Copy each line of the material below that includes the string "scroll".

• [PROVIDED MATERIAL]
◇ ◇ ◇ ◇ ◇ ◇ ◇

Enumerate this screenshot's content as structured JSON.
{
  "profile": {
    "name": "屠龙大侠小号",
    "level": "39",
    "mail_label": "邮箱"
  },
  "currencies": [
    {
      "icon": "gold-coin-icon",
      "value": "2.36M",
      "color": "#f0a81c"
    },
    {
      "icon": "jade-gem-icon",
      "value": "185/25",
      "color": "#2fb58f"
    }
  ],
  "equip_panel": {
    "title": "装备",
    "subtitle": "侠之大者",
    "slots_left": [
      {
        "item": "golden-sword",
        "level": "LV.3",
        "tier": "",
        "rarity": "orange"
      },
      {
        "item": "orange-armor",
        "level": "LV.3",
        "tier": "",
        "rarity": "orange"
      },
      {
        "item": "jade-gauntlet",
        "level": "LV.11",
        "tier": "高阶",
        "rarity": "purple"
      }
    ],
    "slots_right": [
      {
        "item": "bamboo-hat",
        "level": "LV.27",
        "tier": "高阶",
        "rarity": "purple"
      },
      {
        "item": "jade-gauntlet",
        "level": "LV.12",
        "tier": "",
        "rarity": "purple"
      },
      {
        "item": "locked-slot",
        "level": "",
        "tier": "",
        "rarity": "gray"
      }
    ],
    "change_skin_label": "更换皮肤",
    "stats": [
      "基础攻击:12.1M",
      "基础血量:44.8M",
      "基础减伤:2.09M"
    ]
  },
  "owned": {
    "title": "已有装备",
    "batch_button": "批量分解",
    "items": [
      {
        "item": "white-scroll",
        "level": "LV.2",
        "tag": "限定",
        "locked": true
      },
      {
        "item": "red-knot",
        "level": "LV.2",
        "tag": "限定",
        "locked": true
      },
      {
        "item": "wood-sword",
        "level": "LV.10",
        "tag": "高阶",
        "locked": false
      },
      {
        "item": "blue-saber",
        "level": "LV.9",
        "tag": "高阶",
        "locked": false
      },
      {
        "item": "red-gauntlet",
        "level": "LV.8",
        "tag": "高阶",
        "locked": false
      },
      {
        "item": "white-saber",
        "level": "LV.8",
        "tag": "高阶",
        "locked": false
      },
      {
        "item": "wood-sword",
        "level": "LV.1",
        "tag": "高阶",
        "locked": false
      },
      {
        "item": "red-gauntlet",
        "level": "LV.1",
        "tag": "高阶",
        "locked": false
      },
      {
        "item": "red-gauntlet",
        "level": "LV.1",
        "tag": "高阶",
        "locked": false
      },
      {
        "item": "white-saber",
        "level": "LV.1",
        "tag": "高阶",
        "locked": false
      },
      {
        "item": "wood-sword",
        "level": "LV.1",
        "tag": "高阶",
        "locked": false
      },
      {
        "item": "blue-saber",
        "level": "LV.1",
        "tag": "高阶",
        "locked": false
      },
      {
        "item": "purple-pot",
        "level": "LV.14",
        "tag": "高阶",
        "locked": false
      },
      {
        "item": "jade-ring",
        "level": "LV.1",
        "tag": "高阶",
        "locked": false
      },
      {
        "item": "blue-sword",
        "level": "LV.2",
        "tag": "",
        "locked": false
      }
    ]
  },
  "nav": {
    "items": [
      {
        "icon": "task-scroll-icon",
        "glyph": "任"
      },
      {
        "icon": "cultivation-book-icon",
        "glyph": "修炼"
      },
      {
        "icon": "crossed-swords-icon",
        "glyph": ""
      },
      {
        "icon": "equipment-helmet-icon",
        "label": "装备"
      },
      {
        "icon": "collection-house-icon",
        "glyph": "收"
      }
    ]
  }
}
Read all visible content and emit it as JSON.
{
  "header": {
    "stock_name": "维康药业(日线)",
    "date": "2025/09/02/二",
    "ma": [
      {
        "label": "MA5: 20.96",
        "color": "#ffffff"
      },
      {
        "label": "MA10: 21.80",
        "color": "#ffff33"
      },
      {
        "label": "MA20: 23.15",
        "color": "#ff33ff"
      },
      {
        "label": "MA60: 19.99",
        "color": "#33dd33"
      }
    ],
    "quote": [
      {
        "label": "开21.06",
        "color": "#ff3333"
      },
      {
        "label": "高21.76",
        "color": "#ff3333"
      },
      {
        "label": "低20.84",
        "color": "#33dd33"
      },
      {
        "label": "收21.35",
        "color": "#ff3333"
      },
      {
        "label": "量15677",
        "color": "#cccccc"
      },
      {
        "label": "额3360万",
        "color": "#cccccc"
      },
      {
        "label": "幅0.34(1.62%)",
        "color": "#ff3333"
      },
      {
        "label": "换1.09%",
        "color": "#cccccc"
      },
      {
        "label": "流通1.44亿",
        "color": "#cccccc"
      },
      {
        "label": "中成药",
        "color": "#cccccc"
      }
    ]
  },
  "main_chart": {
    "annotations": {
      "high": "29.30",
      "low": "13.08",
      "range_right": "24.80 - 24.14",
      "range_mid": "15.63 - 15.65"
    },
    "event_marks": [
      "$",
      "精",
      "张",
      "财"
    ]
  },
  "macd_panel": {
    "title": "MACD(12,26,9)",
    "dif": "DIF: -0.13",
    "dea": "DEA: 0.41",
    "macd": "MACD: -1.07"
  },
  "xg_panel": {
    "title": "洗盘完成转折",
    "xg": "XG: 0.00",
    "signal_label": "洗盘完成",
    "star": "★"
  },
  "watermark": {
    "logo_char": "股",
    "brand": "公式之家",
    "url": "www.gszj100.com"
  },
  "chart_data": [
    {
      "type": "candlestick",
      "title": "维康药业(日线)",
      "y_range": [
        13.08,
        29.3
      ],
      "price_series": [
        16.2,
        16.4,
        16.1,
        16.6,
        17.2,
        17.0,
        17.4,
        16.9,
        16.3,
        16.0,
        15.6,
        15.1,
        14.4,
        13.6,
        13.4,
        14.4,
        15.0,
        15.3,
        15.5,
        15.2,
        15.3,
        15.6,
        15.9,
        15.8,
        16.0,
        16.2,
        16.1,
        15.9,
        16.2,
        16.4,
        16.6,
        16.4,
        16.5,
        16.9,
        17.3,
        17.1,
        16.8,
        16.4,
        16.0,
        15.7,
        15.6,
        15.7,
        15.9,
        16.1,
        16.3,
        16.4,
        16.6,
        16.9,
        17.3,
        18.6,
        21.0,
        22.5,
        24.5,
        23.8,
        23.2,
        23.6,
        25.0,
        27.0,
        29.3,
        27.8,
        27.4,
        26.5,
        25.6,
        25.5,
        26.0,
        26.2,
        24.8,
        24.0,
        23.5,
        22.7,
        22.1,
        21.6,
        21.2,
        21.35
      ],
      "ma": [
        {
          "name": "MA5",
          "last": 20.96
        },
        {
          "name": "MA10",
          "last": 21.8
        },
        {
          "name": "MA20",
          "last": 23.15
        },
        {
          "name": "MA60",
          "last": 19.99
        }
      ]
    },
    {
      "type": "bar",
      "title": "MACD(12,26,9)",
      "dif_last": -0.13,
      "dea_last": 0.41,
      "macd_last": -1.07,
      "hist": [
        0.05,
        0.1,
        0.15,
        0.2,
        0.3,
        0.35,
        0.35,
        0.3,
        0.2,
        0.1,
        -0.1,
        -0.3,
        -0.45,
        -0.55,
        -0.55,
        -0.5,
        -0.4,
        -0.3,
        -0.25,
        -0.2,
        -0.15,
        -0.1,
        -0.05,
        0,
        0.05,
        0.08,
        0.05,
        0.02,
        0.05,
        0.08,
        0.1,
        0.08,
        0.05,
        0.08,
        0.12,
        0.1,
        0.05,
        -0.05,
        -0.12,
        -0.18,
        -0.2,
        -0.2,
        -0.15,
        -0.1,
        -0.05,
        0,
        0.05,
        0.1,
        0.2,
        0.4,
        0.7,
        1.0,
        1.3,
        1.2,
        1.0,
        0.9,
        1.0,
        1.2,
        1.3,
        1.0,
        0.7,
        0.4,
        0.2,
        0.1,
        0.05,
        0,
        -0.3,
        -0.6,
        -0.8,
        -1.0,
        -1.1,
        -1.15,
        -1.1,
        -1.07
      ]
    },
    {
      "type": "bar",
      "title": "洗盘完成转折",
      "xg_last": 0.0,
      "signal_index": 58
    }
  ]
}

◇ ◇ ◇ ◇ ◇ ◇ ◇

• [THE OUTPUT]
        "item": "white-scroll",
        "icon": "task-scroll-icon",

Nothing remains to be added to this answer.